Look through the listing and locate every line containing the word "title"; copy those lines.

--- Records shown ---

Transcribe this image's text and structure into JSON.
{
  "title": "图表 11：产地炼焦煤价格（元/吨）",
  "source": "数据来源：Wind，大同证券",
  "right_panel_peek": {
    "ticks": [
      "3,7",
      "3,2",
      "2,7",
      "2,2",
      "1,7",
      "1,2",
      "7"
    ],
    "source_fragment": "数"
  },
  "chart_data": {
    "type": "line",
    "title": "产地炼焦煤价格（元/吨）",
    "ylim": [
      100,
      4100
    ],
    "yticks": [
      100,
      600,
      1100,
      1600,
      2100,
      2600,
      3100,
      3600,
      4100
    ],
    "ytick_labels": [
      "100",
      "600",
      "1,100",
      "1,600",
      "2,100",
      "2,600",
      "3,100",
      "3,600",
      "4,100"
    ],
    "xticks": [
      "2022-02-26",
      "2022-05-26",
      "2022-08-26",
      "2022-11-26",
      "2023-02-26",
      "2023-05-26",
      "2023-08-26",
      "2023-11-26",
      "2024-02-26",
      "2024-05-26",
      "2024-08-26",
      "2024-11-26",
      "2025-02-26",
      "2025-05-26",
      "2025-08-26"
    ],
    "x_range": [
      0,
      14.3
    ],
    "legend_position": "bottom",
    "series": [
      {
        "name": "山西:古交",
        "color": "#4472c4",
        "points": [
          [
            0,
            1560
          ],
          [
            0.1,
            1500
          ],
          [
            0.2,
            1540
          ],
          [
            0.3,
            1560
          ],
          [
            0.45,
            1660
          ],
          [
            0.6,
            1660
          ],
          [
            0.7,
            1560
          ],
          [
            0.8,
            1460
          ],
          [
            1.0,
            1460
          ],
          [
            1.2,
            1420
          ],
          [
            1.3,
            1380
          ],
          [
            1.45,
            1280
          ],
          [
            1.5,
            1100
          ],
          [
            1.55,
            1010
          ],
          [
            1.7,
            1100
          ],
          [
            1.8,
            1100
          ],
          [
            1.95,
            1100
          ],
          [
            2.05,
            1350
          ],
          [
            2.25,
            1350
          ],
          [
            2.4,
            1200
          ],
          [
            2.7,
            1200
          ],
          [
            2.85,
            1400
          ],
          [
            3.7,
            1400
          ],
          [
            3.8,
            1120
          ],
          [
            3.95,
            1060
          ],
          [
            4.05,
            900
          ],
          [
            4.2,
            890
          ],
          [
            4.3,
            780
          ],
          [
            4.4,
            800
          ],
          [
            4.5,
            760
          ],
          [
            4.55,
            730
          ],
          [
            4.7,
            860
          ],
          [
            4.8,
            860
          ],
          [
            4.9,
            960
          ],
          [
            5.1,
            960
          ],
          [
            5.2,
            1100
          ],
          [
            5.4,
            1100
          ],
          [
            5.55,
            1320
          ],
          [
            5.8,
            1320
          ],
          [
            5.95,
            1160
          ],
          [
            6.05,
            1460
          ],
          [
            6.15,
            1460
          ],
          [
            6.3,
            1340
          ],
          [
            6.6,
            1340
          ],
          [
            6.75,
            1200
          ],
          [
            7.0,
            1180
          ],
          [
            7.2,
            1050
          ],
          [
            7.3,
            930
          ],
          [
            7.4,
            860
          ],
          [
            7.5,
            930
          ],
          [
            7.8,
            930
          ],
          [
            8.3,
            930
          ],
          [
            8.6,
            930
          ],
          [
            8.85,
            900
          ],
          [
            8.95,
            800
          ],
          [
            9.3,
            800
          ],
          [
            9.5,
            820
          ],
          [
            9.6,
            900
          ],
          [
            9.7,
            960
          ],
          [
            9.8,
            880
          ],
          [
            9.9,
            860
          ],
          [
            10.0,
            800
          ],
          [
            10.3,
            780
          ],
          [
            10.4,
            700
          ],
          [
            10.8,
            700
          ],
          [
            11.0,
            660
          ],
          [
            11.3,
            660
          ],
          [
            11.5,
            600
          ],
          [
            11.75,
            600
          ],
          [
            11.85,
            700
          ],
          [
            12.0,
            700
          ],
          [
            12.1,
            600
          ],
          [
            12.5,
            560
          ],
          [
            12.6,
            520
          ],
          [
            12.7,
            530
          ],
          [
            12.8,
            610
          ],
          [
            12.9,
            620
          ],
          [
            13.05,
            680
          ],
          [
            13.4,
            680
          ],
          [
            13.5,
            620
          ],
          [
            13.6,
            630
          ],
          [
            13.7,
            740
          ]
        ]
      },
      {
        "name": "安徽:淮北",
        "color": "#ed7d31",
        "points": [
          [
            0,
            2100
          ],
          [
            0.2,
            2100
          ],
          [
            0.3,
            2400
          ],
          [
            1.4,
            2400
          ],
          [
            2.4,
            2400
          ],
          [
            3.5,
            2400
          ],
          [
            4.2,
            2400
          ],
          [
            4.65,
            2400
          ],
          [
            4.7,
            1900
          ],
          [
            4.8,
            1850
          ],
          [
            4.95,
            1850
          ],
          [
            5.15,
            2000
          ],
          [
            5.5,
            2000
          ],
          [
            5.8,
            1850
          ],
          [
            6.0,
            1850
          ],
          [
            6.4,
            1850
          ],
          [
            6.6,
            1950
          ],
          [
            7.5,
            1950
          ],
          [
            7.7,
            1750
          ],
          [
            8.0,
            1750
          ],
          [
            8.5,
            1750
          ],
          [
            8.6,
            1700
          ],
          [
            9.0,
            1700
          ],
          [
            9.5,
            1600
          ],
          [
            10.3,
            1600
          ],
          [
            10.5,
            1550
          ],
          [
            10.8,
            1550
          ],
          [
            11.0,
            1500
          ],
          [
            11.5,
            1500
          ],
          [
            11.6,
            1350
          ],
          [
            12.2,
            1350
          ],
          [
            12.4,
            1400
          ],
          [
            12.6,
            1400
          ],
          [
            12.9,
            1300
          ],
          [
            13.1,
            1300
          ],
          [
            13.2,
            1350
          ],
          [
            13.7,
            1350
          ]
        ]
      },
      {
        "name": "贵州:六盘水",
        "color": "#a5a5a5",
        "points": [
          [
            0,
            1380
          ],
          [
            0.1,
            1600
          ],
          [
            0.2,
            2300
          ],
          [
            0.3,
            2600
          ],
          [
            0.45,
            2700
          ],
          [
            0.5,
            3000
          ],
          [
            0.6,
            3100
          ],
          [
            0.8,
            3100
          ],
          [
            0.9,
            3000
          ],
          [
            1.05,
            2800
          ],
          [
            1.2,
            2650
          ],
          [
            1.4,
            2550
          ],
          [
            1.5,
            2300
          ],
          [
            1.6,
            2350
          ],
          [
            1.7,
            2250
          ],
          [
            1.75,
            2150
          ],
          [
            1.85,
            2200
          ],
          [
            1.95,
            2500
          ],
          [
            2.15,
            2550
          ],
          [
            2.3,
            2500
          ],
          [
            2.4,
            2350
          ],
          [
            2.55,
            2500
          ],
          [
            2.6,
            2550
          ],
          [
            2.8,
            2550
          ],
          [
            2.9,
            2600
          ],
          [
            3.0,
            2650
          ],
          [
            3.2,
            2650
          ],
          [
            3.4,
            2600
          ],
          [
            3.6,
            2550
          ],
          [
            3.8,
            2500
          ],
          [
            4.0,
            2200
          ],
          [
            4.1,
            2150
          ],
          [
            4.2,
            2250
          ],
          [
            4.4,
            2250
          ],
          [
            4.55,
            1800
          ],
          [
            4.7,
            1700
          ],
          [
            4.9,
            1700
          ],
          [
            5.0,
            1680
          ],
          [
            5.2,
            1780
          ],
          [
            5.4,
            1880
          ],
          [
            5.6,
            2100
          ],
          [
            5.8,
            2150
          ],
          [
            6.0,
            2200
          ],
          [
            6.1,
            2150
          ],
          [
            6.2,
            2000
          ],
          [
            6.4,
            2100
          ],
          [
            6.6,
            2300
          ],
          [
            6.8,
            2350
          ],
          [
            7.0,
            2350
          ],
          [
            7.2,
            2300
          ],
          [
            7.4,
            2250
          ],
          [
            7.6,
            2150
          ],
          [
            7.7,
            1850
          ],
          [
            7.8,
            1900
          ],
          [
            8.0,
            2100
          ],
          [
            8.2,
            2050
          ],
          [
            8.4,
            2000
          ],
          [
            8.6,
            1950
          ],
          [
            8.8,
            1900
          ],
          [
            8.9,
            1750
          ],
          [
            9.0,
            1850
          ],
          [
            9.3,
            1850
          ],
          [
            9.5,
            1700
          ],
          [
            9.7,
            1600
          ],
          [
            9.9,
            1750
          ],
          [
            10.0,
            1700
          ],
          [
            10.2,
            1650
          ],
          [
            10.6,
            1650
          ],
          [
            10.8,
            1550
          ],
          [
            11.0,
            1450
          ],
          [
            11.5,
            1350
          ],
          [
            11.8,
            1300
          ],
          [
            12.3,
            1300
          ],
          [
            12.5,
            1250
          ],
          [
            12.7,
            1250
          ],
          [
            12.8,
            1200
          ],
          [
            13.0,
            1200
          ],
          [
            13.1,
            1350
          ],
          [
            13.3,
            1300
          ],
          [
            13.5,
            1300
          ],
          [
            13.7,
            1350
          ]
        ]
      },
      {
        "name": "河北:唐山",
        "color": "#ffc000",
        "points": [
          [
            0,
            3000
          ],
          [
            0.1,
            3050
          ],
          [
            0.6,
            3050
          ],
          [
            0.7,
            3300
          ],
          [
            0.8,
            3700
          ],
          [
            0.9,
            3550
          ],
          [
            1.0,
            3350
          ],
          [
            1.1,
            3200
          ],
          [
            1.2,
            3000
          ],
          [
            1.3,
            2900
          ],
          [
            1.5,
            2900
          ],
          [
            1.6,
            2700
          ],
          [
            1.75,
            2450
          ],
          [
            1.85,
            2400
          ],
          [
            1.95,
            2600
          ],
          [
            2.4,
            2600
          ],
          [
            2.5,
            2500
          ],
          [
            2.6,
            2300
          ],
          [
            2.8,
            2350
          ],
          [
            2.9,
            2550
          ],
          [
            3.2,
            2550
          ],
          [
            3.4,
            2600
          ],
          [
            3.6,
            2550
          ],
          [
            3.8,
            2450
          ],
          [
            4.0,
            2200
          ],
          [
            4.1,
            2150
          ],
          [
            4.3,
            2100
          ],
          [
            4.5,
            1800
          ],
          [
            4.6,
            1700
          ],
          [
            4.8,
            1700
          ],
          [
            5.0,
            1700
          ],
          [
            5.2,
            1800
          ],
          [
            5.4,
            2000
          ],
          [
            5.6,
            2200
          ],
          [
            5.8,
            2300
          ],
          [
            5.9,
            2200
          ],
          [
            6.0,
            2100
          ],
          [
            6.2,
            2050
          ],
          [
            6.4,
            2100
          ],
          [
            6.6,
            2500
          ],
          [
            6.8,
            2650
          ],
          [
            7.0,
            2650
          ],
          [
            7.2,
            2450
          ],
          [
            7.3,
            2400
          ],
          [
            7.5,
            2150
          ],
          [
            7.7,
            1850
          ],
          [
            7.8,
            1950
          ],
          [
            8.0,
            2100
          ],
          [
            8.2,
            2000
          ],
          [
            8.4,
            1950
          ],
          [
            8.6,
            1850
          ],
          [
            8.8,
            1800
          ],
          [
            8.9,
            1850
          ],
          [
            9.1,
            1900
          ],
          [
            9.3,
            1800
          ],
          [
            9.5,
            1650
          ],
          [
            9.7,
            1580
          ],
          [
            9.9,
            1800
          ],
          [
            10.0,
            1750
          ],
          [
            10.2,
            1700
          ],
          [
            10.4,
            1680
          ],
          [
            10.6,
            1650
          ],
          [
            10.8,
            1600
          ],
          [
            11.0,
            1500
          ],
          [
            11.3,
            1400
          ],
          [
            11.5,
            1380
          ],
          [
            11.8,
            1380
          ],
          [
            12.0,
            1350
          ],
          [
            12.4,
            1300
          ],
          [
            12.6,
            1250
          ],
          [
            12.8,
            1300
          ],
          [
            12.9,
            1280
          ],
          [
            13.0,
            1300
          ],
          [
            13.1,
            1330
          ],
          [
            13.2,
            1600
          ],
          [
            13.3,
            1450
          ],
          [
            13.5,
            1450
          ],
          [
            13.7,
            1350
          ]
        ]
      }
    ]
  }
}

---

• Response to this exercise:
  "title": "图表 11：产地炼焦煤价格（元/吨）",
    "title": "产地炼焦煤价格（元/吨）",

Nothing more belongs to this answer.